## What you need to do
Check each line of the listing for the word "immer" and report how many lines contain it, giving nothing but the number.

Stored records
--- START ---
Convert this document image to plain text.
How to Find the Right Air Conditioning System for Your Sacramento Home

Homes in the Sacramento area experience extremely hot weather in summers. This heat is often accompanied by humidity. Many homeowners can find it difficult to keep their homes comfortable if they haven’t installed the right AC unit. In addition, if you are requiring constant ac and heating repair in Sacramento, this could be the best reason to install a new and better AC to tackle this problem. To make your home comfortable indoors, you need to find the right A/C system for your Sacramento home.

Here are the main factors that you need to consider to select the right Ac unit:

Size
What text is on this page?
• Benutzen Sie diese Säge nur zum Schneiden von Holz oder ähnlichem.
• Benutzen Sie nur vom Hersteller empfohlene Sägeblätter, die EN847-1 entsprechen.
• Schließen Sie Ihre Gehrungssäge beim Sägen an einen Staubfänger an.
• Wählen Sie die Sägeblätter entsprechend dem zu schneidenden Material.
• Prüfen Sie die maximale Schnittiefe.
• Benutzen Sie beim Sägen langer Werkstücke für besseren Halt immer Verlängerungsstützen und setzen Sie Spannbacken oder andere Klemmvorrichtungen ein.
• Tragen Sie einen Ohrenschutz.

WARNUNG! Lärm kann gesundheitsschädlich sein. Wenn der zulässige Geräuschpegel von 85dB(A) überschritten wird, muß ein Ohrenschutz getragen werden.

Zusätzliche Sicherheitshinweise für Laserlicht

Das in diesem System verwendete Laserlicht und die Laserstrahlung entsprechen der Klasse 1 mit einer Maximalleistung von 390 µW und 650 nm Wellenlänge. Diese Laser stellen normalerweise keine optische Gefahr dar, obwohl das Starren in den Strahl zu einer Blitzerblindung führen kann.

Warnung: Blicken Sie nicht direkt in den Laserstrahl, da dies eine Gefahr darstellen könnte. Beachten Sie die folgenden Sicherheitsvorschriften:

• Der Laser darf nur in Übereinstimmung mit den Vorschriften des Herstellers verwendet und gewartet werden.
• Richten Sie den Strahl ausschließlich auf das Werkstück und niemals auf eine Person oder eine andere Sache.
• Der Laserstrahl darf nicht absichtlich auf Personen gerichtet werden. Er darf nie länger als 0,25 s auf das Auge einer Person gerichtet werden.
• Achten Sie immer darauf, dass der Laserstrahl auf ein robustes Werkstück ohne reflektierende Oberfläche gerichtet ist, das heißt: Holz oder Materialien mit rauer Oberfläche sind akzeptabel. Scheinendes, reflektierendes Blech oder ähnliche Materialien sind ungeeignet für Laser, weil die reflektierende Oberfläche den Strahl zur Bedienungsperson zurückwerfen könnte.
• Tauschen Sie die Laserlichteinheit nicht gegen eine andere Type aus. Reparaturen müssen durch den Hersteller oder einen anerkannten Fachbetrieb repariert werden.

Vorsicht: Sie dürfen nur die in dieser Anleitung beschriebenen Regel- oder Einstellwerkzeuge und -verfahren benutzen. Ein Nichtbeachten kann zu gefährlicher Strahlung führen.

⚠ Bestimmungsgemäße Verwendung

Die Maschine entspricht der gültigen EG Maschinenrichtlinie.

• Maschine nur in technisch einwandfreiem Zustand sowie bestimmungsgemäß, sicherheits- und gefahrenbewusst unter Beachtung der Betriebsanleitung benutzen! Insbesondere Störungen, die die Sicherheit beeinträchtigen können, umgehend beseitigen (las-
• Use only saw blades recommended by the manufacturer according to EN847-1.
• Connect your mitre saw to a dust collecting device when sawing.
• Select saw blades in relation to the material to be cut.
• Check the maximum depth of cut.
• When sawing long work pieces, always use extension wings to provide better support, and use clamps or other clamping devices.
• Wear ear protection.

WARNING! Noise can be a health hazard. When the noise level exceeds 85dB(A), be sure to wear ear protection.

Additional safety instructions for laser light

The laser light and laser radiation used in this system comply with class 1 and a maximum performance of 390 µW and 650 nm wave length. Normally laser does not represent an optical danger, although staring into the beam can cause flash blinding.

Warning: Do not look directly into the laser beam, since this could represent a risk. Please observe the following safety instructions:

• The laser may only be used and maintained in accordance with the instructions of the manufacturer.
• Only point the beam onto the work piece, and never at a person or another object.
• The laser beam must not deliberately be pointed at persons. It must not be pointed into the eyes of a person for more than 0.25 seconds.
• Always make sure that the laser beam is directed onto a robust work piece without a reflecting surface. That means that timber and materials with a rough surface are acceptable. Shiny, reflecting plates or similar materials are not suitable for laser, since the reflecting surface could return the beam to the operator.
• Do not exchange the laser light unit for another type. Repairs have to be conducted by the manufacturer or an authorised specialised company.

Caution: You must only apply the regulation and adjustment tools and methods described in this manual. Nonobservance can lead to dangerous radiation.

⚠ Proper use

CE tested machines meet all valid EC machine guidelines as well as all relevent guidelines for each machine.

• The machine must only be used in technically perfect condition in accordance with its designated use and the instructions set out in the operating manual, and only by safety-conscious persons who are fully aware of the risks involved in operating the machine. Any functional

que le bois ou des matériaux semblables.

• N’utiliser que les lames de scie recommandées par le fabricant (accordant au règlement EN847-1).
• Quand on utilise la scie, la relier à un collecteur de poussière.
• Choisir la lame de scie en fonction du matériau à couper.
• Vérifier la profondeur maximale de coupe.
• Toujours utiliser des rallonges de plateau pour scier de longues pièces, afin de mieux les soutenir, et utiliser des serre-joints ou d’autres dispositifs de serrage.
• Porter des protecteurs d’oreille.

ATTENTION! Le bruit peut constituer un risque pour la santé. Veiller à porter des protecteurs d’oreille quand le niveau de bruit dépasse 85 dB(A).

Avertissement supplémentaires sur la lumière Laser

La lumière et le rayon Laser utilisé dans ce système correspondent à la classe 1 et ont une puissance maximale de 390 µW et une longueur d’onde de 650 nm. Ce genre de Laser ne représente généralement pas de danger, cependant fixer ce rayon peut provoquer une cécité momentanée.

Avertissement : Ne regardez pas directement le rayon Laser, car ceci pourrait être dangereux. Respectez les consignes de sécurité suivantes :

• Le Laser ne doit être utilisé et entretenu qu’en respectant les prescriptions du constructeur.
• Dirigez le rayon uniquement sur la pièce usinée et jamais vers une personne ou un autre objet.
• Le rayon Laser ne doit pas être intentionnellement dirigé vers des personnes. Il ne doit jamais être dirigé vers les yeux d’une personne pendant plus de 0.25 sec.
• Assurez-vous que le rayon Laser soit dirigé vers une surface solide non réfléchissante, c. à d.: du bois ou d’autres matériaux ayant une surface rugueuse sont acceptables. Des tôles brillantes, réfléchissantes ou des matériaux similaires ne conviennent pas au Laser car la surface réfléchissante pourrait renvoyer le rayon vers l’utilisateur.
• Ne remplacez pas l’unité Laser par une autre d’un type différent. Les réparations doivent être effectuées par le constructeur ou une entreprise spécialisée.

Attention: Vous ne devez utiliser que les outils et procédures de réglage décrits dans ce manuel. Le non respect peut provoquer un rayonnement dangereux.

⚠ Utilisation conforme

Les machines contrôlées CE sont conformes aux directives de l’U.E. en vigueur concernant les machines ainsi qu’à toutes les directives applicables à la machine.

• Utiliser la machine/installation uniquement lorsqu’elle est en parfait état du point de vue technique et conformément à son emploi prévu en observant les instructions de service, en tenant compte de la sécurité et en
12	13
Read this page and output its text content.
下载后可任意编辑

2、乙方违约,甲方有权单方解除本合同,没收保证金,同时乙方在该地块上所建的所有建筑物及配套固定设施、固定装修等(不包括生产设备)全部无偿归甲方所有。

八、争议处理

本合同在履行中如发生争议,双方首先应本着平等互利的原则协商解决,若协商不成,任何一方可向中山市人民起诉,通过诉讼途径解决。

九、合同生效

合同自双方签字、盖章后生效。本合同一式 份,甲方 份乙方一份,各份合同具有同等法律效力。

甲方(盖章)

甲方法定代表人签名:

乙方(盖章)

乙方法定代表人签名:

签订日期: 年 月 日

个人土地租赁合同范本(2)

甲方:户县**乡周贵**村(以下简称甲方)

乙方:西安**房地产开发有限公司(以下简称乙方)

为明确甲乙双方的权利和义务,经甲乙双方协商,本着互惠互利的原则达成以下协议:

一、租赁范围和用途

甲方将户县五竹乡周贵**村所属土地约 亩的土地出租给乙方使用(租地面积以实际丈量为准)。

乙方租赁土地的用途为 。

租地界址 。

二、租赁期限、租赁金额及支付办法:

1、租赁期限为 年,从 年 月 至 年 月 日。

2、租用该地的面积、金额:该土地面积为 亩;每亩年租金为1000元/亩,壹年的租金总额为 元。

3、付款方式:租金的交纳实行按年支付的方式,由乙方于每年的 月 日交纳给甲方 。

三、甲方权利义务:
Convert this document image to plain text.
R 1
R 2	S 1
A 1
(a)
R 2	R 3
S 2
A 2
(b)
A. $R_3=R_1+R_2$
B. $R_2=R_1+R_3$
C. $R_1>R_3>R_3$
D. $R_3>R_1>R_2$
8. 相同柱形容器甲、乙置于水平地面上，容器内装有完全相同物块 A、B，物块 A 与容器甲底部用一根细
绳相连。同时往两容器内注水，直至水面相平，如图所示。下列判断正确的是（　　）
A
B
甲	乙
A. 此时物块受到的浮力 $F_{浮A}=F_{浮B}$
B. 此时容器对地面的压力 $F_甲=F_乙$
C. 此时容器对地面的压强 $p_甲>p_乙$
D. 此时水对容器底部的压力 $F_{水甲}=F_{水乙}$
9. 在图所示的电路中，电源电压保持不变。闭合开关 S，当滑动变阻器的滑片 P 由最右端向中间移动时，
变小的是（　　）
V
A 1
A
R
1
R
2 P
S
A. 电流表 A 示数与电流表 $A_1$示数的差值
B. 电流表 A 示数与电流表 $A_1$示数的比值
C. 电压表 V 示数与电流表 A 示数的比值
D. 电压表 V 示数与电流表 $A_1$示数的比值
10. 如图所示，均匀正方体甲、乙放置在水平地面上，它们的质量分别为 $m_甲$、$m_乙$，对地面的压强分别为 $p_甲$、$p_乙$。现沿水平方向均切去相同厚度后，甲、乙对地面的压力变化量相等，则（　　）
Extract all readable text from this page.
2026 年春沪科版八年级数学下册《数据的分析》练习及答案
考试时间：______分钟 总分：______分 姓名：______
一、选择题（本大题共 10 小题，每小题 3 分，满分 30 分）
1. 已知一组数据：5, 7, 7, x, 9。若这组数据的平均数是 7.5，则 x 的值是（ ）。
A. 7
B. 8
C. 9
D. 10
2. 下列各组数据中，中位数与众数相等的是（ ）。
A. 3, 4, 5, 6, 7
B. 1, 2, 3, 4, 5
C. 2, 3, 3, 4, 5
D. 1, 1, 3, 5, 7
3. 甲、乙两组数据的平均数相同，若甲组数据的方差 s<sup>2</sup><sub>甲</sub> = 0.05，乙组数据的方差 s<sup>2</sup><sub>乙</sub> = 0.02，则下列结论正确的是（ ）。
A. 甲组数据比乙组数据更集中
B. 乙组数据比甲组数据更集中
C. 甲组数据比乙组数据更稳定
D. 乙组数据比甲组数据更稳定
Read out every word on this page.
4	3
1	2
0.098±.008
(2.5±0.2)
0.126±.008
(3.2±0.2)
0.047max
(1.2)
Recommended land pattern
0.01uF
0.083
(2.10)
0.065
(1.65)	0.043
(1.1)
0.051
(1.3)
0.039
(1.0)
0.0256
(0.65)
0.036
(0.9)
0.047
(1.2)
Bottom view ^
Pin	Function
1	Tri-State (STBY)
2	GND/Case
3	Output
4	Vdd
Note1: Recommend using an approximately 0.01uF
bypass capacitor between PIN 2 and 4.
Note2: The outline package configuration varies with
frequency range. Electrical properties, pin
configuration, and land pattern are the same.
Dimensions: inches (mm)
--- END ---
## Response for this exercise
2